PROMPT:
Do not carry the pictures over; copy every other part of the entries exactly.

[Items from a figure collection]
::::::

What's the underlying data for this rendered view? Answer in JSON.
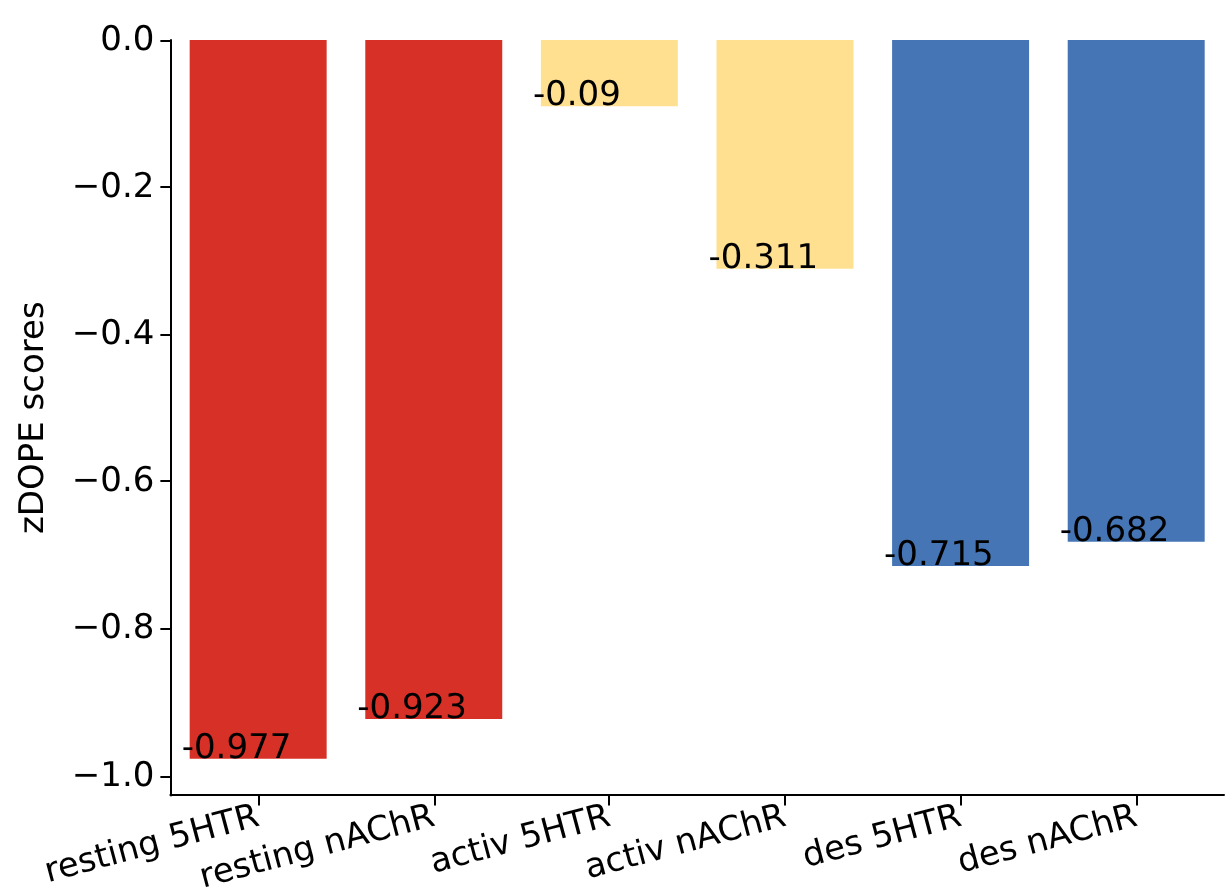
{
  "chart_data": {
    "type": "bar",
    "ylabel": "zDOPE scores",
    "categories": [
      "resting 5HTR",
      "resting nAChR",
      "activ 5HTR",
      "activ nAChR",
      "des 5HTR",
      "des nAChR"
    ],
    "values": [
      -0.977,
      -0.923,
      -0.09,
      -0.311,
      -0.715,
      -0.682
    ],
    "colors": [
      "#d73027",
      "#d73027",
      "#fee090",
      "#fee090",
      "#4575b4",
      "#4575b4"
    ],
    "ylim": [
      -1.027,
      0
    ],
    "yticks": [
      {
        "value": 0,
        "label": "0.0"
      },
      {
        "value": -0.2,
        "label": "−0.2"
      },
      {
        "value": -0.4,
        "label": "−0.4"
      },
      {
        "value": -0.6,
        "label": "−0.6"
      },
      {
        "value": -0.8,
        "label": "−0.8"
      },
      {
        "value": -1.0,
        "label": "−1.0"
      }
    ],
    "data_labels": true,
    "grid": false
  }
}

::::::

ANSWER TO THIS PROBLEM:
What's the underlying data for this rendered view? Answer in JSON.
{
  "chart_data": {
    "type": "bar",
    "ylabel": "zDOPE scores",
    "categories": [
      "resting 5HTR",
      "resting nAChR",
      "activ 5HTR",
      "activ nAChR",
      "des 5HTR",
      "des nAChR"
    ],
    "values": [
      -0.977,
      -0.923,
      -0.09,
      -0.311,
      -0.715,
      -0.682
    ],
    "colors": [
      "#d73027",
      "#d73027",
      "#fee090",
      "#fee090",
      "#4575b4",
      "#4575b4"
    ],
    "ylim": [
      -1.027,
      0
    ],
    "yticks": [
      {
        "value": 0,
        "label": "0.0"
      },
      {
        "value": -0.2,
        "label": "−0.2"
      },
      {
        "value": -0.4,
        "label": "−0.4"
      },
      {
        "value": -0.6,
        "label": "−0.6"
      },
      {
        "value": -0.8,
        "label": "−0.8"
      },
      {
        "value": -1.0,
        "label": "−1.0"
      }
    ],
    "data_labels": true,
    "grid": false
  }
}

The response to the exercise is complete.